AIM OF THE EXERCISE. Copy out every line containing the word "will".

Saved entries
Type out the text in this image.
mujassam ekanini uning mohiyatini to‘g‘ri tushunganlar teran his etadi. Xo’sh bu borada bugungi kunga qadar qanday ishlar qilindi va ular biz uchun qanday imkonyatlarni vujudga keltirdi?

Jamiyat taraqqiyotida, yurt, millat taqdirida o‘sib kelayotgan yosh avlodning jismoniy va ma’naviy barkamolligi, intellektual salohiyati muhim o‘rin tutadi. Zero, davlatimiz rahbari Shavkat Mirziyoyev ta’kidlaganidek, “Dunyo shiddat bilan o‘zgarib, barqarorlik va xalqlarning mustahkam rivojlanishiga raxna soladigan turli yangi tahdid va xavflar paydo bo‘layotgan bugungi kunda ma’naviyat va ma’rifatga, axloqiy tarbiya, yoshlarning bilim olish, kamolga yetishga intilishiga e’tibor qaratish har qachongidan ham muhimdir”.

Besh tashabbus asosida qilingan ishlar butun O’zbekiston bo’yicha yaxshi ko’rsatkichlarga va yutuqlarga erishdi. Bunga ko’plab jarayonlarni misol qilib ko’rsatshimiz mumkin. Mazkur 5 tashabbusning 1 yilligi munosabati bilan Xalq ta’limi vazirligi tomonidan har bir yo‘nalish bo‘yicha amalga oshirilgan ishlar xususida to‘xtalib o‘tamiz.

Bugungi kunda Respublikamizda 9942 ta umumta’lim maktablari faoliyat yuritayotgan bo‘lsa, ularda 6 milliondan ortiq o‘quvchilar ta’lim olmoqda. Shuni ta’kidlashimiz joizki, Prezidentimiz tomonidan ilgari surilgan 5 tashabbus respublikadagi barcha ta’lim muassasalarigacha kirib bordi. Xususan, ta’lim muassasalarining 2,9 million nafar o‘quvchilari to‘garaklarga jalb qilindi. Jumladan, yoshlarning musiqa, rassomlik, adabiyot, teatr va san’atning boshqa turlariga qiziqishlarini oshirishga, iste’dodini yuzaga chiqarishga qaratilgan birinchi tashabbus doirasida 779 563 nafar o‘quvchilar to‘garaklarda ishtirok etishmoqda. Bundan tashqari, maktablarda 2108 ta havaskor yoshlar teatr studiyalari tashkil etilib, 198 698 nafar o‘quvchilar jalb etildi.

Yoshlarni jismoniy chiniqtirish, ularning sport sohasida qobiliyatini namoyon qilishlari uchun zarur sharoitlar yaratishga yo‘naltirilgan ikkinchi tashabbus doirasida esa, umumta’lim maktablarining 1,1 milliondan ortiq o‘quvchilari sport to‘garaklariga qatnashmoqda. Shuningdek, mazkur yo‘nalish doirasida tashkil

...

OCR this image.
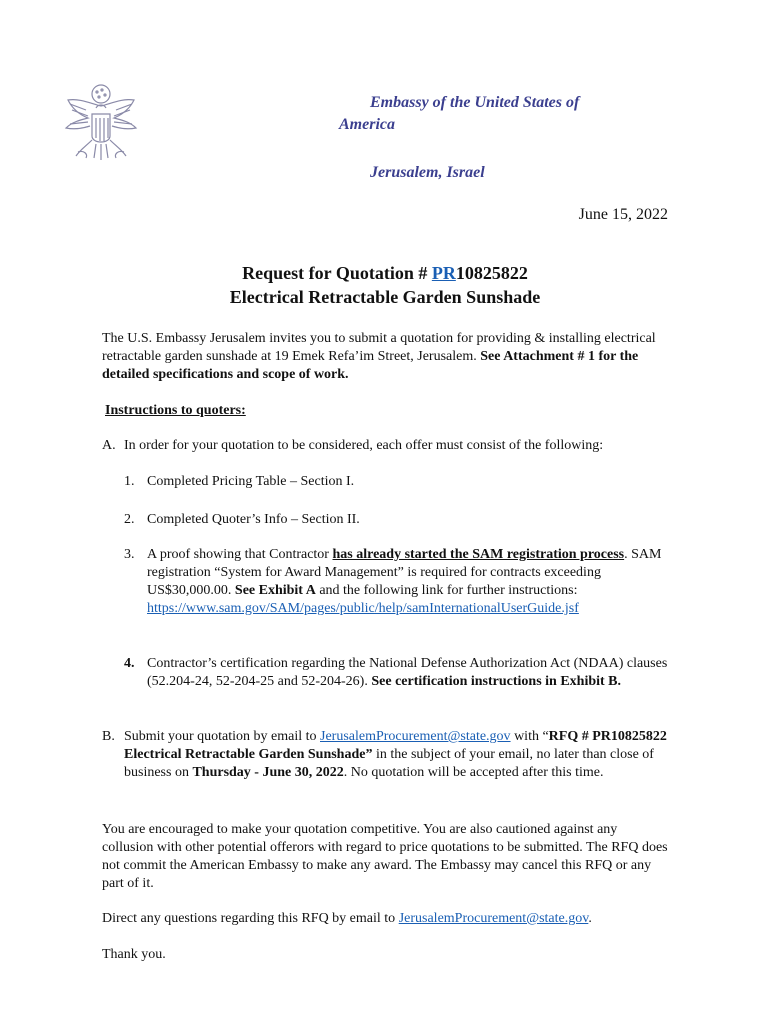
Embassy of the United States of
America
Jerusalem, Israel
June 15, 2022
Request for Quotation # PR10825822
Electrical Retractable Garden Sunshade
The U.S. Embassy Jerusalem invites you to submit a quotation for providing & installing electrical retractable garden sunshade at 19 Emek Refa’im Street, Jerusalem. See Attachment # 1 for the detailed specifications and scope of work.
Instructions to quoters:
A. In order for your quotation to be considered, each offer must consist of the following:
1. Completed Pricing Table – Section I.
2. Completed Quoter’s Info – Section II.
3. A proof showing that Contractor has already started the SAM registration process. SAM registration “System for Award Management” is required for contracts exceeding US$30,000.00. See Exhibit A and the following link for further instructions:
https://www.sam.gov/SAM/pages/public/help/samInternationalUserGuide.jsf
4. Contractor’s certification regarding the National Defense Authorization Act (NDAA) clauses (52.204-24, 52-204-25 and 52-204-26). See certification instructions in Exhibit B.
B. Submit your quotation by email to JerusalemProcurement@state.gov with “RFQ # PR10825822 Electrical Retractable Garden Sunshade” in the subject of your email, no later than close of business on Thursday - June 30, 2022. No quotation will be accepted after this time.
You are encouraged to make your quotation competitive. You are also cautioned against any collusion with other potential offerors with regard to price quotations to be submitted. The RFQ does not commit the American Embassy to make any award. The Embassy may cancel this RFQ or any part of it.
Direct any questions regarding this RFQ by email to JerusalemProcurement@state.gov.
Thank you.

==

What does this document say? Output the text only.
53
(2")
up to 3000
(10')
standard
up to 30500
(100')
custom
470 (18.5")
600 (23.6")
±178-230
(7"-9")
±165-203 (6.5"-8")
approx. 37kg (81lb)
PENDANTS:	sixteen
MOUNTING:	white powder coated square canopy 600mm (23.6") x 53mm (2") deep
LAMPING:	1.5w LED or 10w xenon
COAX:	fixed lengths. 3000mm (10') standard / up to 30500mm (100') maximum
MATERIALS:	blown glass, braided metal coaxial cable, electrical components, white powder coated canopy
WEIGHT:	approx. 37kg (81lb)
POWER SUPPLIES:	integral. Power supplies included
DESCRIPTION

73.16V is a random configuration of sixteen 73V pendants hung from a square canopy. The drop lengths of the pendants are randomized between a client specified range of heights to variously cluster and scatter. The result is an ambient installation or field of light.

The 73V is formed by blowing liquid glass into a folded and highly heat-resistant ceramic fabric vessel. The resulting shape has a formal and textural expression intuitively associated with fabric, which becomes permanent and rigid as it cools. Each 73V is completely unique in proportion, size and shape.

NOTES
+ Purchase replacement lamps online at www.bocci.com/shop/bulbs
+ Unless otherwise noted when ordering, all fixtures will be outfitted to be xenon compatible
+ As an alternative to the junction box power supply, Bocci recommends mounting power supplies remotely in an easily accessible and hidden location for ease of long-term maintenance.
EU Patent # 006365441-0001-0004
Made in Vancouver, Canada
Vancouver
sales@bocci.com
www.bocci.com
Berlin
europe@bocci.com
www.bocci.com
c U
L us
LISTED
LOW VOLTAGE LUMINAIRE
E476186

COMPLETE ANSWER.
B. Submit your quotation by email to JerusalemProcurement@state.gov with “RFQ # PR10825822 Electrical Retractable Garden Sunshade” in the subject of your email, no later than close of business on Thursday - June 30, 2022. No quotation will be accepted after this time.
+ Unless otherwise noted when ordering, all fixtures will be outfitted to be xenon compatible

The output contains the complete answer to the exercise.